◆ **Exercise requirements**
Select every line holding the word "Загальний" and copy it.
● ● ● ● ●
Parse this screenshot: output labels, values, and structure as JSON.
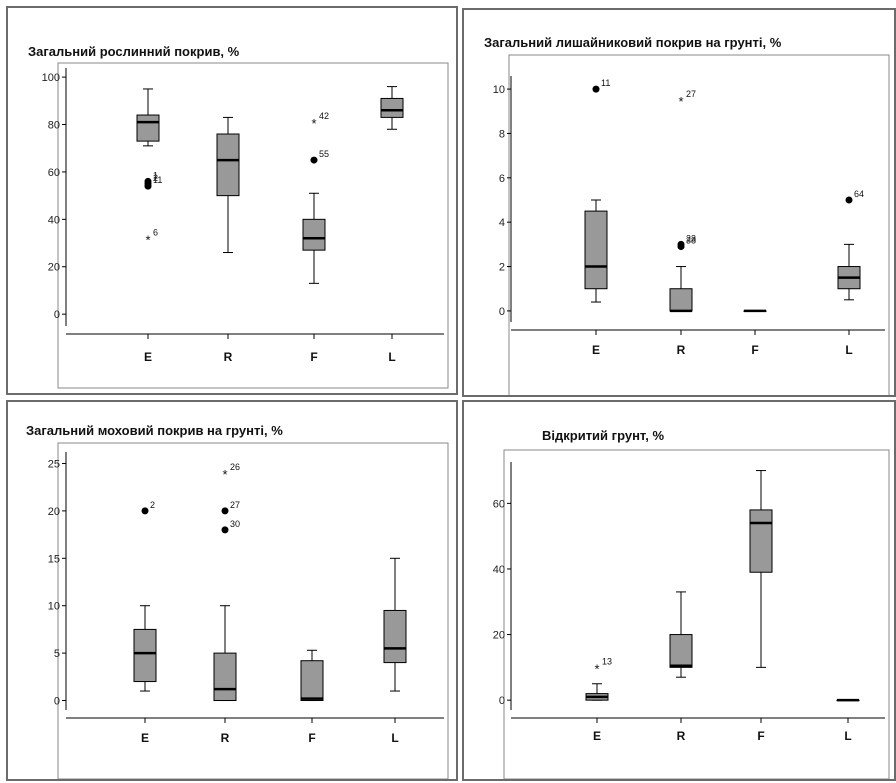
{
  "colors": {
    "box_fill": "#999999",
    "stroke": "#000000",
    "panel_border": "#6b6b6b"
  },
  "chart_data": [
    {
      "type": "boxplot",
      "title": "Загальний рослинний покрив, %",
      "categories": [
        "E",
        "R",
        "F",
        "L"
      ],
      "yticks": [
        0,
        20,
        40,
        60,
        80,
        100
      ],
      "ylim": [
        -5,
        103
      ],
      "boxes": [
        {
          "cat": "E",
          "min": 71,
          "q1": 73,
          "median": 81,
          "q3": 84,
          "max": 95
        },
        {
          "cat": "R",
          "min": 26,
          "q1": 50,
          "median": 65,
          "q3": 76,
          "max": 83
        },
        {
          "cat": "F",
          "min": 13,
          "q1": 27,
          "median": 32,
          "q3": 40,
          "max": 51
        },
        {
          "cat": "L",
          "min": 78,
          "q1": 83,
          "median": 86,
          "q3": 91,
          "max": 96
        }
      ],
      "outliers": [
        {
          "cat": "E",
          "value": 56,
          "marker": "circle",
          "label": "1"
        },
        {
          "cat": "E",
          "value": 55,
          "marker": "circle",
          "label": "2"
        },
        {
          "cat": "E",
          "value": 54,
          "marker": "circle",
          "label": "11"
        },
        {
          "cat": "E",
          "value": 32,
          "marker": "star",
          "label": "6"
        },
        {
          "cat": "F",
          "value": 81,
          "marker": "star",
          "label": "42"
        },
        {
          "cat": "F",
          "value": 65,
          "marker": "circle",
          "label": "55"
        }
      ]
    },
    {
      "type": "boxplot",
      "title": "Загальний лишайниковий покрив на грунті, %",
      "categories": [
        "E",
        "R",
        "F",
        "L"
      ],
      "yticks": [
        0,
        2,
        4,
        6,
        8,
        10
      ],
      "ylim": [
        -0.5,
        10.5
      ],
      "boxes": [
        {
          "cat": "E",
          "min": 0.4,
          "q1": 1,
          "median": 2,
          "q3": 4.5,
          "max": 5
        },
        {
          "cat": "R",
          "min": 0,
          "q1": 0,
          "median": 0,
          "q3": 1,
          "max": 2
        },
        {
          "cat": "F",
          "min": 0,
          "q1": 0,
          "median": 0,
          "q3": 0,
          "max": 0
        },
        {
          "cat": "L",
          "min": 0.5,
          "q1": 1,
          "median": 1.5,
          "q3": 2,
          "max": 3
        }
      ],
      "outliers": [
        {
          "cat": "E",
          "value": 10,
          "marker": "circle",
          "label": "11"
        },
        {
          "cat": "R",
          "value": 9.5,
          "marker": "star",
          "label": "27"
        },
        {
          "cat": "R",
          "value": 3,
          "marker": "circle",
          "label": "23"
        },
        {
          "cat": "R",
          "value": 2.9,
          "marker": "circle",
          "label": "38"
        },
        {
          "cat": "L",
          "value": 5,
          "marker": "circle",
          "label": "64"
        }
      ]
    },
    {
      "type": "boxplot",
      "title": "Загальний моховий покрив на грунті, %",
      "categories": [
        "E",
        "R",
        "F",
        "L"
      ],
      "yticks": [
        0,
        5,
        10,
        15,
        20,
        25
      ],
      "ylim": [
        -1,
        26
      ],
      "boxes": [
        {
          "cat": "E",
          "min": 1,
          "q1": 2,
          "median": 5,
          "q3": 7.5,
          "max": 10
        },
        {
          "cat": "R",
          "min": 0,
          "q1": 0,
          "median": 1.2,
          "q3": 5,
          "max": 10
        },
        {
          "cat": "F",
          "min": 0,
          "q1": 0,
          "median": 0.2,
          "q3": 4.2,
          "max": 5.3
        },
        {
          "cat": "L",
          "min": 1,
          "q1": 4,
          "median": 5.5,
          "q3": 9.5,
          "max": 15
        }
      ],
      "outliers": [
        {
          "cat": "E",
          "value": 20,
          "marker": "circle",
          "label": "2"
        },
        {
          "cat": "R",
          "value": 24,
          "marker": "star",
          "label": "26"
        },
        {
          "cat": "R",
          "value": 20,
          "marker": "circle",
          "label": "27"
        },
        {
          "cat": "R",
          "value": 18,
          "marker": "circle",
          "label": "30"
        }
      ]
    },
    {
      "type": "boxplot",
      "title": "Відкритий грунт, %",
      "categories": [
        "E",
        "R",
        "F",
        "L"
      ],
      "yticks": [
        0,
        20,
        40,
        60
      ],
      "ylim": [
        -3,
        72
      ],
      "boxes": [
        {
          "cat": "E",
          "min": 0,
          "q1": 0,
          "median": 1,
          "q3": 2,
          "max": 5
        },
        {
          "cat": "R",
          "min": 7,
          "q1": 10,
          "median": 10.5,
          "q3": 20,
          "max": 33
        },
        {
          "cat": "F",
          "min": 10,
          "q1": 39,
          "median": 54,
          "q3": 58,
          "max": 70
        },
        {
          "cat": "L",
          "min": 0,
          "q1": 0,
          "median": 0,
          "q3": 0,
          "max": 0
        }
      ],
      "outliers": [
        {
          "cat": "E",
          "value": 10,
          "marker": "star",
          "label": "13"
        }
      ]
    }
  ]
}
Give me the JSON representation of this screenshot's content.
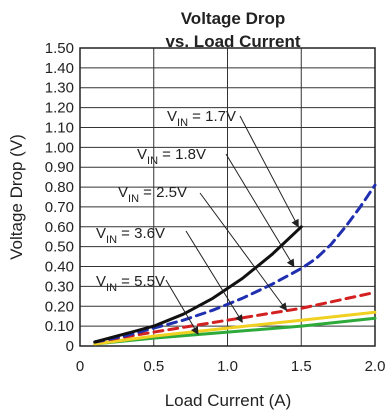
● ● ● ● ●
◆ **Complete response**
      "title": "Загальний рослинний покрив, %",
      "title": "Загальний лишайниковий покрив на грунті, %",
      "title": "Загальний моховий покрив на грунті, %",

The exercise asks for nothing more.